Count every line where "this" occurs. Give the total alone.
----- INPUT DATA -----
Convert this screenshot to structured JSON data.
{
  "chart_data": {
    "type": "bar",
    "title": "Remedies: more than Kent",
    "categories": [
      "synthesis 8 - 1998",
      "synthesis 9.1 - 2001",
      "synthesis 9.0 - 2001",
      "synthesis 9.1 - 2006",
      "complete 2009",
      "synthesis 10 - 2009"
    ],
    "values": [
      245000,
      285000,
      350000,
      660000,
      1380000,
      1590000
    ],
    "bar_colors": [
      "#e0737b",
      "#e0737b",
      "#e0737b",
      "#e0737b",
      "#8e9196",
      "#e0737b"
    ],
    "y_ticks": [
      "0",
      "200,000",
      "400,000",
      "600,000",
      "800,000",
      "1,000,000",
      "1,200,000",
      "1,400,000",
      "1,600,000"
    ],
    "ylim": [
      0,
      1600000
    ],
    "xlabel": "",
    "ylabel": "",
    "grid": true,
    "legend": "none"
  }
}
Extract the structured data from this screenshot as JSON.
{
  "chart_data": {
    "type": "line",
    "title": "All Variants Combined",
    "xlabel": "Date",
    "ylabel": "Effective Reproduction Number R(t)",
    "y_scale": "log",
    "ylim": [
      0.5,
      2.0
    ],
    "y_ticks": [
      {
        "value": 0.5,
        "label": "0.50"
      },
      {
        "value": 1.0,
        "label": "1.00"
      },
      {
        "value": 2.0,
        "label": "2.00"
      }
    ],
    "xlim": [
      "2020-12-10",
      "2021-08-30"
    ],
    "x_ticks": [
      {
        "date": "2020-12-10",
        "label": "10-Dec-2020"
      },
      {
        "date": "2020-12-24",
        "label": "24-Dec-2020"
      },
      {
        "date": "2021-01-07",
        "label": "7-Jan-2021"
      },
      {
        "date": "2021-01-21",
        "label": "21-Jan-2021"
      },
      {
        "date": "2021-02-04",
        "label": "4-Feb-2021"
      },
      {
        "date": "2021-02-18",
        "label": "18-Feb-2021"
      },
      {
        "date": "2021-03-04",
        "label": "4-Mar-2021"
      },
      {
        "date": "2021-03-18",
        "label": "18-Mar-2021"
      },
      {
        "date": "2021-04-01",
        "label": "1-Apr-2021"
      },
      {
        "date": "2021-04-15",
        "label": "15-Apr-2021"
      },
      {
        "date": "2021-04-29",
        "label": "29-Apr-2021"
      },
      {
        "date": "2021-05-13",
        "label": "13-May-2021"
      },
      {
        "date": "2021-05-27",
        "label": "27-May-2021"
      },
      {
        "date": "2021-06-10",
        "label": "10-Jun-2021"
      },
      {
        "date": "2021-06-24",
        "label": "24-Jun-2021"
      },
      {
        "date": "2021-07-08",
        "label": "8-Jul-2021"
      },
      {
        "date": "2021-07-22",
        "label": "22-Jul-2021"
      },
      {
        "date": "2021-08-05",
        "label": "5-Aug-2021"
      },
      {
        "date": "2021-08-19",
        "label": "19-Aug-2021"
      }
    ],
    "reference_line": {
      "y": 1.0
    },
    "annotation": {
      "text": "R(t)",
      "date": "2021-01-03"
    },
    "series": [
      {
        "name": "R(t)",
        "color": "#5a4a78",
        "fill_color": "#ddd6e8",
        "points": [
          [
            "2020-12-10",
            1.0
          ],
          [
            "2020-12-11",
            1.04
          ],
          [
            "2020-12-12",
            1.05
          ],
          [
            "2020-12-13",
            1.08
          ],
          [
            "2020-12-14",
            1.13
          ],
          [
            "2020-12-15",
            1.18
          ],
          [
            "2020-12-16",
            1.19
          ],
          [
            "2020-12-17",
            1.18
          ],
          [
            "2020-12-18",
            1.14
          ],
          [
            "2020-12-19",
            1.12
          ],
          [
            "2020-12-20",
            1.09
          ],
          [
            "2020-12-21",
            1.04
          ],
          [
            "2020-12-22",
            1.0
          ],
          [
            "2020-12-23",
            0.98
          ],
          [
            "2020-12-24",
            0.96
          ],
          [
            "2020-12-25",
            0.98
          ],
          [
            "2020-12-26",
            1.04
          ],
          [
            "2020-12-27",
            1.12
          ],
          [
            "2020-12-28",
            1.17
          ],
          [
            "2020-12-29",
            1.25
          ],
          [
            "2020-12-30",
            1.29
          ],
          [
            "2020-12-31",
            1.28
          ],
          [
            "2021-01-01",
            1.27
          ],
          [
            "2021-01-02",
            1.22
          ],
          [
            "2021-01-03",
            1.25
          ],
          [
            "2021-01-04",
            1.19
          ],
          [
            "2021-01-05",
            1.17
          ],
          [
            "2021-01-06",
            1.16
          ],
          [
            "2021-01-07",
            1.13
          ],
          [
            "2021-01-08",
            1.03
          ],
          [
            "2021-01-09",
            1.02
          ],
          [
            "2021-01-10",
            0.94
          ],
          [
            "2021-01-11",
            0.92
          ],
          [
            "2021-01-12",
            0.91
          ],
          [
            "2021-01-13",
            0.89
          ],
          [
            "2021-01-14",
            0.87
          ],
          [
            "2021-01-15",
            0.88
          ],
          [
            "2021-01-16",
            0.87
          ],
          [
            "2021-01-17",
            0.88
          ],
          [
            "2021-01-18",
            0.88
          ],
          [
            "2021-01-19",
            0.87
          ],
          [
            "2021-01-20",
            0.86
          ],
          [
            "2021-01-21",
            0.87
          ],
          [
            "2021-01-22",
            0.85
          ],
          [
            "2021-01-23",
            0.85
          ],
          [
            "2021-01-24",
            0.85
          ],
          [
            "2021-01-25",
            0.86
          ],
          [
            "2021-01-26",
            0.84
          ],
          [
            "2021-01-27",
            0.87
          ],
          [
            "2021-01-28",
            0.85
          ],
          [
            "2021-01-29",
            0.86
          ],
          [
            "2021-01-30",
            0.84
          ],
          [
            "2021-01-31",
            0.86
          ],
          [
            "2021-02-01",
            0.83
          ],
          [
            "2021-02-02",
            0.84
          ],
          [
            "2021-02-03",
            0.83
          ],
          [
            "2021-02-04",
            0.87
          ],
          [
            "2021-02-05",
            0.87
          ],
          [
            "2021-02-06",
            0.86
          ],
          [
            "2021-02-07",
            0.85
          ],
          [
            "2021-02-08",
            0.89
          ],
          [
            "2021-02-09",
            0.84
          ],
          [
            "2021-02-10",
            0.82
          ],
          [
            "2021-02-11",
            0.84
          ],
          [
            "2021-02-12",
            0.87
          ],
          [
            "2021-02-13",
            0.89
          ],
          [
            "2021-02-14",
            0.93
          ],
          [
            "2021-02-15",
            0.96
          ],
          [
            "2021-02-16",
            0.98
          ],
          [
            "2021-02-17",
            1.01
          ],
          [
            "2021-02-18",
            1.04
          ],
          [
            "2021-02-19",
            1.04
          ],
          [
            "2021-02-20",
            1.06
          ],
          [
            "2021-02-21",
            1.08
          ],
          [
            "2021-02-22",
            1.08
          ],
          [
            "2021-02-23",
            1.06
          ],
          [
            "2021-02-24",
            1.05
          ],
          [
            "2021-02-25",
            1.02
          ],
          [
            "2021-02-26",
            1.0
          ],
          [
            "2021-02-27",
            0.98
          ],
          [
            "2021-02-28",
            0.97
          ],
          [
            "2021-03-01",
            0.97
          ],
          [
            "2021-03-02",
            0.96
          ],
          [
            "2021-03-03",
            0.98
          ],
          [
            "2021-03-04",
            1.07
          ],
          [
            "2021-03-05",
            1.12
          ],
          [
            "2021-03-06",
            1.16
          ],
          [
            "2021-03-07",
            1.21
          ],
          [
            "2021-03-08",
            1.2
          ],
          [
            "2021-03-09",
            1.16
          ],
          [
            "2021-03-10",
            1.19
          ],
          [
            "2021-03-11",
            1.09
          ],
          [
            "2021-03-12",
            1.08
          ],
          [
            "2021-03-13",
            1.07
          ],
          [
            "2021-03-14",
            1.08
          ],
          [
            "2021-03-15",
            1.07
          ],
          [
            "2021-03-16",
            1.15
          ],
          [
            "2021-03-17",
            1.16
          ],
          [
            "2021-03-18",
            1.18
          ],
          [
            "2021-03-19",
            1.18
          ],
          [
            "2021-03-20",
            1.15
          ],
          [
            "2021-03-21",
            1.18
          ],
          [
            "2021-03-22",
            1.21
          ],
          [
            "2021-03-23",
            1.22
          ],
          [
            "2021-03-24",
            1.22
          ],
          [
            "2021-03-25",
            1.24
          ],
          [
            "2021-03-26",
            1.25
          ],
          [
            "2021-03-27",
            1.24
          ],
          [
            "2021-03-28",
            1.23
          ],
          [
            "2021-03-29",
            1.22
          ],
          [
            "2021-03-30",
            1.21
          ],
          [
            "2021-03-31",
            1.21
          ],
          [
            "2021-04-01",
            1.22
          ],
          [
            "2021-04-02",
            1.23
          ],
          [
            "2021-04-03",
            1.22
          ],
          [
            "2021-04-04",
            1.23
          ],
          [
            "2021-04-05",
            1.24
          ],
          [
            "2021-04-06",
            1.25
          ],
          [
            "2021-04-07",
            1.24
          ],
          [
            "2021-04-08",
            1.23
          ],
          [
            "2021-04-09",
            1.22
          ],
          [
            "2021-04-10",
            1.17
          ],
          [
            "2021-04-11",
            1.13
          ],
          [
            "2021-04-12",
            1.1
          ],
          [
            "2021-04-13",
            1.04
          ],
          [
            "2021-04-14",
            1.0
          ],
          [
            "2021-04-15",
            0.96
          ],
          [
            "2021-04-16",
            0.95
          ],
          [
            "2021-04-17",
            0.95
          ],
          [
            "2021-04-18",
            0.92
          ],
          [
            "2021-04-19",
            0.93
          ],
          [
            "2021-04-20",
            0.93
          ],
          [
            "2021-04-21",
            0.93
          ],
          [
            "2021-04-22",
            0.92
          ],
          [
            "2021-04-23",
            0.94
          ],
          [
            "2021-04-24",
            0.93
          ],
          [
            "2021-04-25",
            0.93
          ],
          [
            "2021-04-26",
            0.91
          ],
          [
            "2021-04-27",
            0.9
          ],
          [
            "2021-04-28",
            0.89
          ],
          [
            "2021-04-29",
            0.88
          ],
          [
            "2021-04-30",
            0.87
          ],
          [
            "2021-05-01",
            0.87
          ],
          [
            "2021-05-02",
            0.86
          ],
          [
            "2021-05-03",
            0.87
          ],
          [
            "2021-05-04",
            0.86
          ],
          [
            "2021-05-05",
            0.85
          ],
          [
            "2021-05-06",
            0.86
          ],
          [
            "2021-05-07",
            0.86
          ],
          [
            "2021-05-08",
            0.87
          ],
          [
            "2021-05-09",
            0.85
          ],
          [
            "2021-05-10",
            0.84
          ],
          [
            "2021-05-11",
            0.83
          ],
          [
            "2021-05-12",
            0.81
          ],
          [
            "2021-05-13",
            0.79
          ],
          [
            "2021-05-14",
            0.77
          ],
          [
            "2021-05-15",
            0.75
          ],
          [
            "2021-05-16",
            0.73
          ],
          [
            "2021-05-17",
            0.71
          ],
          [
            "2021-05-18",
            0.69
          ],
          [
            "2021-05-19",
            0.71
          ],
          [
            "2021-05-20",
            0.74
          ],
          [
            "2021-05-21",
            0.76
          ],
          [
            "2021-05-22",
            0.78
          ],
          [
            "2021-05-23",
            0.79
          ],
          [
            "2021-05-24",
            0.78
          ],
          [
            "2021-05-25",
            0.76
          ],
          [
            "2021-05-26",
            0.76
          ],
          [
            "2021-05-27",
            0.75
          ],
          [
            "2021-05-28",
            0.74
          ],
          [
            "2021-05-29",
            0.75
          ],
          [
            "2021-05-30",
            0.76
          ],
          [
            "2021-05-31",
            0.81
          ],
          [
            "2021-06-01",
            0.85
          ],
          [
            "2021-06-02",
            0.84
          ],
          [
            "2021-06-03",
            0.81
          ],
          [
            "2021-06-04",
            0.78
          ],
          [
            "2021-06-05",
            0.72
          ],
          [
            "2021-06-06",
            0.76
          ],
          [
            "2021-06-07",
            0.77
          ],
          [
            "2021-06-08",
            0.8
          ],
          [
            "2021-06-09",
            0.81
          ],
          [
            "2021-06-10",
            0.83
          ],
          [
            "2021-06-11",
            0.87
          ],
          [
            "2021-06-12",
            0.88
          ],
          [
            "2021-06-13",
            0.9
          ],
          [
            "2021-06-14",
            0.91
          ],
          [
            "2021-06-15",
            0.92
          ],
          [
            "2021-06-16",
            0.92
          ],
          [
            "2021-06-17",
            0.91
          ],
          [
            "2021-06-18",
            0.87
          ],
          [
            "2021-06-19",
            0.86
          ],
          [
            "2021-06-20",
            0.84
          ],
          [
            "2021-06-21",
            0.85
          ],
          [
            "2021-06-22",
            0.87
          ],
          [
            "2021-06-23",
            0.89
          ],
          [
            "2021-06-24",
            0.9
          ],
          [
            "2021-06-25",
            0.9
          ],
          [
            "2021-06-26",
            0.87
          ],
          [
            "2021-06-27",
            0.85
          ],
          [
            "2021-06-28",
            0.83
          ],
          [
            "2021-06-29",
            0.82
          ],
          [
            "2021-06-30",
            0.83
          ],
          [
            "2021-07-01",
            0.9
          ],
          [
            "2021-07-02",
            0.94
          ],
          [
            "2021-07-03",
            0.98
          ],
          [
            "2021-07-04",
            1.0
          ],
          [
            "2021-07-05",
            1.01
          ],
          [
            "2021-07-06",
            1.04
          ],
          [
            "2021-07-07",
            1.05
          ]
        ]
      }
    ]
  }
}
-----
CORRECT ANSWER:
2